__What the task requires__. Write out, please, the line containing "Type out the text in this image." together with all lines after it, up to and including the last one, with no other output.

#####

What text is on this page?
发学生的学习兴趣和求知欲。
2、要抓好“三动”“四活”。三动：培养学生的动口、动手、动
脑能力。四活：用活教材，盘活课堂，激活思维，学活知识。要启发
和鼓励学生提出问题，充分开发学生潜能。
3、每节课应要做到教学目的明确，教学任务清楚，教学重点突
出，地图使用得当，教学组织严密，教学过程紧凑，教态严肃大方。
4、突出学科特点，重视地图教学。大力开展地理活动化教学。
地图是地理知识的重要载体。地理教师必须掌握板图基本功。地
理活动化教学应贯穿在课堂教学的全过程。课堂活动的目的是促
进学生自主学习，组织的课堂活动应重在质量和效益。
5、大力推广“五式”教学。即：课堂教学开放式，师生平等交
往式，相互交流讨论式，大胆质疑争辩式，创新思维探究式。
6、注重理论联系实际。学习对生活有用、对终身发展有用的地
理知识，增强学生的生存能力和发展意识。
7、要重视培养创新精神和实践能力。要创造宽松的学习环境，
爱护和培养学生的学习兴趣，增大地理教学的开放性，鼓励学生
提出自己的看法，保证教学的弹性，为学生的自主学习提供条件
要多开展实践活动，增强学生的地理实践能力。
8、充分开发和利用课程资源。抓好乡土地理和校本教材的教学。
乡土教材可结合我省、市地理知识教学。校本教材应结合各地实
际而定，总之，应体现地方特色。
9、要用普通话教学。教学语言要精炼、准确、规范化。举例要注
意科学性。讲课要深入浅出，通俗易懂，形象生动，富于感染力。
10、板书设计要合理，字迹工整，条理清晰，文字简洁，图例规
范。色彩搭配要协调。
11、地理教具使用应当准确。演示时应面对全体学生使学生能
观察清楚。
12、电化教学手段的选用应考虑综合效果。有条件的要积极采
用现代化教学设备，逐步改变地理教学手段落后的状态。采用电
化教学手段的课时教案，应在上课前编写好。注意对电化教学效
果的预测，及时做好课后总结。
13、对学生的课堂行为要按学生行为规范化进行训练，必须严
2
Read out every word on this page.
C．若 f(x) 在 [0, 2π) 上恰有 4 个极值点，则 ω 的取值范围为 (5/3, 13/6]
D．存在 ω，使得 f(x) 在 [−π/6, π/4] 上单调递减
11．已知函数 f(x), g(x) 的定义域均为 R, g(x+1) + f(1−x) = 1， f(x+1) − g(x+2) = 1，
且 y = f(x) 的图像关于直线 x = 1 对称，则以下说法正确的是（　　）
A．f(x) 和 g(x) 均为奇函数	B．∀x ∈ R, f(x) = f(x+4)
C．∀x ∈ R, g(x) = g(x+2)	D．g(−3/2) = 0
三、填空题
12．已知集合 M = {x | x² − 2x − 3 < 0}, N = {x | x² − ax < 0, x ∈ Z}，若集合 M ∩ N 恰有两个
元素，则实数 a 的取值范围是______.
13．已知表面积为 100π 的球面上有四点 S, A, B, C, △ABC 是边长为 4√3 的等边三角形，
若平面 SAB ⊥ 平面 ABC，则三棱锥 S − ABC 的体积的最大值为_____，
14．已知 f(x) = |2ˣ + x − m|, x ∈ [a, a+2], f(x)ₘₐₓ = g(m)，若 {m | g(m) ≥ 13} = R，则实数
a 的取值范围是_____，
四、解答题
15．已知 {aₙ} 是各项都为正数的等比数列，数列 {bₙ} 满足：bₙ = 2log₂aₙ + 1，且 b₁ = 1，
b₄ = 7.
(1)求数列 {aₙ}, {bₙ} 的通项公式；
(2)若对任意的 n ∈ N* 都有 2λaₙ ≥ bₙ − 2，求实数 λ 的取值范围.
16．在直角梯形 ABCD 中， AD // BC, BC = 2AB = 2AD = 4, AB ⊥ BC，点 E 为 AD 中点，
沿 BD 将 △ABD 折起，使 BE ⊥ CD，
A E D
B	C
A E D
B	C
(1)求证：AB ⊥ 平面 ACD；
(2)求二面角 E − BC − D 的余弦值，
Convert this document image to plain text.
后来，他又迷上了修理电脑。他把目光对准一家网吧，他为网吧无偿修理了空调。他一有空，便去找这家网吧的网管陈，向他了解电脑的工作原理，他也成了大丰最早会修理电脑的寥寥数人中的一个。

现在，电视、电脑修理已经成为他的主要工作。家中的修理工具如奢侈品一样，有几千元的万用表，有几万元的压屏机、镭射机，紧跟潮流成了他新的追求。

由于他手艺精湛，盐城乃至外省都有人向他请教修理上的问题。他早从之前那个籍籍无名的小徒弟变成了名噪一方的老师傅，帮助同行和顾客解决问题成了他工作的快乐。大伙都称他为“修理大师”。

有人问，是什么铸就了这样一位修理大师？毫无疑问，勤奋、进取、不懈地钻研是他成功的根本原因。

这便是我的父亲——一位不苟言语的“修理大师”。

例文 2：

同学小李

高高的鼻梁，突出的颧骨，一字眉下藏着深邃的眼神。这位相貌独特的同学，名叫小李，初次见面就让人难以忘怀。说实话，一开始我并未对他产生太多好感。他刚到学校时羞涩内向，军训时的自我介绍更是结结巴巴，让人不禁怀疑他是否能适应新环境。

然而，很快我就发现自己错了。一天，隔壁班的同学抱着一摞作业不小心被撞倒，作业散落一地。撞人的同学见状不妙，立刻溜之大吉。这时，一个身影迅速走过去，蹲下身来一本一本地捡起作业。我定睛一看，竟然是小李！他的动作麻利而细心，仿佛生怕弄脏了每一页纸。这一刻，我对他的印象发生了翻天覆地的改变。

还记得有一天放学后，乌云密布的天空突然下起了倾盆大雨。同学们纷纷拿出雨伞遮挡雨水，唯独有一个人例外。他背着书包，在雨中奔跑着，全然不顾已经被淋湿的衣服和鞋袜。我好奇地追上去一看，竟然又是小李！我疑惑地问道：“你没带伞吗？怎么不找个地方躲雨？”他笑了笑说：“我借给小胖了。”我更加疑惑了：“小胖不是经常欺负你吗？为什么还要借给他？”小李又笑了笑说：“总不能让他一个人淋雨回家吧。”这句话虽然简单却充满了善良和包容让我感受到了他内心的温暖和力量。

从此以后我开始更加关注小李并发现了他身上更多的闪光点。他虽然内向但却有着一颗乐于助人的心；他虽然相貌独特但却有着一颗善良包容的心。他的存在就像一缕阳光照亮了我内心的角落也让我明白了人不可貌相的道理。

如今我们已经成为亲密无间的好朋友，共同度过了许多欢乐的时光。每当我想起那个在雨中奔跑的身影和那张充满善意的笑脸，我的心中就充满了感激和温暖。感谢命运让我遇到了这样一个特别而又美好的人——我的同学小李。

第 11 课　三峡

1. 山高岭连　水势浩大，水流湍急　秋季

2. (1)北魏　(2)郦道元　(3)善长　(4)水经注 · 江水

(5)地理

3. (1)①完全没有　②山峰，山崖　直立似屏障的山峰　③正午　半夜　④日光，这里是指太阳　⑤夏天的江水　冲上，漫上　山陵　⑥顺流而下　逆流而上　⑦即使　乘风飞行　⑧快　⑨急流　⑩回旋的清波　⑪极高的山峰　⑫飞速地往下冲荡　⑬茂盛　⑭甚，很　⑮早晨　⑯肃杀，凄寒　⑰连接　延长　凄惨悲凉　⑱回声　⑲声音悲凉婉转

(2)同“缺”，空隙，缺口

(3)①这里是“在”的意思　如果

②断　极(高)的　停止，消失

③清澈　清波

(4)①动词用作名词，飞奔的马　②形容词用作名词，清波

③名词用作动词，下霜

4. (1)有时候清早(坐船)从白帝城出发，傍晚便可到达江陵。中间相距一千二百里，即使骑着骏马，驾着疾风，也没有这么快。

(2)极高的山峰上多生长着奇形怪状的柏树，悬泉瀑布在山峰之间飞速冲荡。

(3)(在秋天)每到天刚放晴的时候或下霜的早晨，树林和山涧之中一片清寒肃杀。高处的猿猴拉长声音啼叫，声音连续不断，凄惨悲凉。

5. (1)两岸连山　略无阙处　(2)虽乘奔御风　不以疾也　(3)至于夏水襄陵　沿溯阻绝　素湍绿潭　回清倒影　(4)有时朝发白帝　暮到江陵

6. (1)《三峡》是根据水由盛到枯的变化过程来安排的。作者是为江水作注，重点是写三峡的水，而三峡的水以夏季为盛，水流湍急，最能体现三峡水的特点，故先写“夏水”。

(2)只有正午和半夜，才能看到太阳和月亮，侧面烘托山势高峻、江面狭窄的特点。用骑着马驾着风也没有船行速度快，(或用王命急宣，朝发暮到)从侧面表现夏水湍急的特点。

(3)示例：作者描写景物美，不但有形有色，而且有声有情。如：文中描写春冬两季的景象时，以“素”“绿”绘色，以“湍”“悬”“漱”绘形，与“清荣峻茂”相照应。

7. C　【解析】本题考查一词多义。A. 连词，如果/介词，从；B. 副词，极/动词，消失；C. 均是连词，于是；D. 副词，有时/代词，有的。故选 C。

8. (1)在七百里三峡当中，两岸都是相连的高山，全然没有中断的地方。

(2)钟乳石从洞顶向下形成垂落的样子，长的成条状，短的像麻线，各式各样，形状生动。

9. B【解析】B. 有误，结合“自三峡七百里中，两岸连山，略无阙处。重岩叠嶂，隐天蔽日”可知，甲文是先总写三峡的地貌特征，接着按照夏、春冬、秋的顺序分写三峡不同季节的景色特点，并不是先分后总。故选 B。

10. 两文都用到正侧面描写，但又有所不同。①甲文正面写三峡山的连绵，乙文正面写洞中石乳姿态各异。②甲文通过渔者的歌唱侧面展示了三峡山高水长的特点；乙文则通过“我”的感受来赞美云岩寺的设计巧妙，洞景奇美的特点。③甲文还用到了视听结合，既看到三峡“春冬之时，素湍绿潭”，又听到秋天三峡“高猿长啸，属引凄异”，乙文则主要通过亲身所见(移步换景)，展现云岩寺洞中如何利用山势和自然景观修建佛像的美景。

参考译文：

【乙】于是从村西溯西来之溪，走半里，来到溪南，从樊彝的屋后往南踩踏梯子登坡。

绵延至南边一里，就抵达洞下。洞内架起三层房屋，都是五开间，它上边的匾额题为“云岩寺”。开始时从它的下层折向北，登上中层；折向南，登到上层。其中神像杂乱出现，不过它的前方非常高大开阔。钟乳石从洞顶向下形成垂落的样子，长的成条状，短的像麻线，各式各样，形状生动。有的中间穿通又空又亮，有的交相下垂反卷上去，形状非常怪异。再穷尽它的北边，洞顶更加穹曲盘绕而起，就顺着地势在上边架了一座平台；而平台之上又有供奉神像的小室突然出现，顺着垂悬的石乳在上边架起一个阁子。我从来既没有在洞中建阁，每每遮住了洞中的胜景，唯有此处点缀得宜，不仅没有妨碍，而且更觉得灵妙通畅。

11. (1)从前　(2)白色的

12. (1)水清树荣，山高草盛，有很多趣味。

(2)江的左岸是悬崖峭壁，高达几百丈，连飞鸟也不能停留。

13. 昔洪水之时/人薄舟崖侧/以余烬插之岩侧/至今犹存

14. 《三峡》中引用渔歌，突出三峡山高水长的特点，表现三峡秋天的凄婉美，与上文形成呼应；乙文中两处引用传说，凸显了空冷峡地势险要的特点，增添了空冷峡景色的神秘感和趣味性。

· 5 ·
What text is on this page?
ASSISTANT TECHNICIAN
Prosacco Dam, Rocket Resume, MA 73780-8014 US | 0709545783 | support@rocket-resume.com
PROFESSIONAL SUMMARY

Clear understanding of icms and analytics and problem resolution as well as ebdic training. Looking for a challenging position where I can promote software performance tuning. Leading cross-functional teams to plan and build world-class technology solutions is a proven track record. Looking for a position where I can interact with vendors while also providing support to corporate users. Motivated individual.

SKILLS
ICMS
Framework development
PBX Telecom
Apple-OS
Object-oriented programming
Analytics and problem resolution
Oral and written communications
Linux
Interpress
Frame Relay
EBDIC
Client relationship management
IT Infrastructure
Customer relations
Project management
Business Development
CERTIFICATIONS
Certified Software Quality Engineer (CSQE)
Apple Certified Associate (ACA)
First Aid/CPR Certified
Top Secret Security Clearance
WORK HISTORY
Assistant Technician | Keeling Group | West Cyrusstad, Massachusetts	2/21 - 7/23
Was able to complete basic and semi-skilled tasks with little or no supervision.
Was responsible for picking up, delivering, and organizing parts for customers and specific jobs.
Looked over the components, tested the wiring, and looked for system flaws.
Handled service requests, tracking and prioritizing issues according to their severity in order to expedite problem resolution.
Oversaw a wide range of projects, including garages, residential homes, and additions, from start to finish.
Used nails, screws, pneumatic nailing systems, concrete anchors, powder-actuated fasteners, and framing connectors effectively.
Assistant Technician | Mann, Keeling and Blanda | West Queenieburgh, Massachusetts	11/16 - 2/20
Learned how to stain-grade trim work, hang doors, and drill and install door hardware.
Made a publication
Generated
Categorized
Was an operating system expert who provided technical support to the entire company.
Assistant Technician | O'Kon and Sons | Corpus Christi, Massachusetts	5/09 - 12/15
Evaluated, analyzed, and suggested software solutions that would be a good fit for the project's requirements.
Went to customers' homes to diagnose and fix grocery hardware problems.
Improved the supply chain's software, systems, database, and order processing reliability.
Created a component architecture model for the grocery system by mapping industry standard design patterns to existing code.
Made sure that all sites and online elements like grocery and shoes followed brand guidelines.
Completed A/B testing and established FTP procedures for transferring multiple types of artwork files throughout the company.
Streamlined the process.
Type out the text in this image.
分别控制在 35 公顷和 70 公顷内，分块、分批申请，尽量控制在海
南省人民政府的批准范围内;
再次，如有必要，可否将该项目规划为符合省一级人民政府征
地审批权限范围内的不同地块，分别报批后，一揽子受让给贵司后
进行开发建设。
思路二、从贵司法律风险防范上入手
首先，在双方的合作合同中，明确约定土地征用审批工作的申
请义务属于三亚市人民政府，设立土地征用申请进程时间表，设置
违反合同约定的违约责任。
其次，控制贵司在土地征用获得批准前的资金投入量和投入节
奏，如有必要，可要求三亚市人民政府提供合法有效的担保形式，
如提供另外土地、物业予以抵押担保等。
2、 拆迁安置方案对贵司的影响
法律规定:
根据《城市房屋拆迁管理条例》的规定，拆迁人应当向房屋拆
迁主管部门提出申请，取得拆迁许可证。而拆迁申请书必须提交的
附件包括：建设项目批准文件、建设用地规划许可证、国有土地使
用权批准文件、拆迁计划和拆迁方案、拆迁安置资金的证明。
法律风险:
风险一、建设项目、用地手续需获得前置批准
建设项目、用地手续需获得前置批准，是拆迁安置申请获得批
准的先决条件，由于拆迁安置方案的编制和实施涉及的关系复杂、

#####

__Result below__.
Type out the text in this image.
分别控制在 35 公顷和 70 公顷内，分块、分批申请，尽量控制在海
南省人民政府的批准范围内;
再次，如有必要，可否将该项目规划为符合省一级人民政府征
地审批权限范围内的不同地块，分别报批后，一揽子受让给贵司后
进行开发建设。
思路二、从贵司法律风险防范上入手
首先，在双方的合作合同中，明确约定土地征用审批工作的申
请义务属于三亚市人民政府，设立土地征用申请进程时间表，设置
违反合同约定的违约责任。
其次，控制贵司在土地征用获得批准前的资金投入量和投入节
奏，如有必要，可要求三亚市人民政府提供合法有效的担保形式，
如提供另外土地、物业予以抵押担保等。
2、 拆迁安置方案对贵司的影响
法律规定:
根据《城市房屋拆迁管理条例》的规定，拆迁人应当向房屋拆
迁主管部门提出申请，取得拆迁许可证。而拆迁申请书必须提交的
附件包括：建设项目批准文件、建设用地规划许可证、国有土地使
用权批准文件、拆迁计划和拆迁方案、拆迁安置资金的证明。
法律风险:
风险一、建设项目、用地手续需获得前置批准
建设项目、用地手续需获得前置批准，是拆迁安置申请获得批
准的先决条件，由于拆迁安置方案的编制和实施涉及的关系复杂、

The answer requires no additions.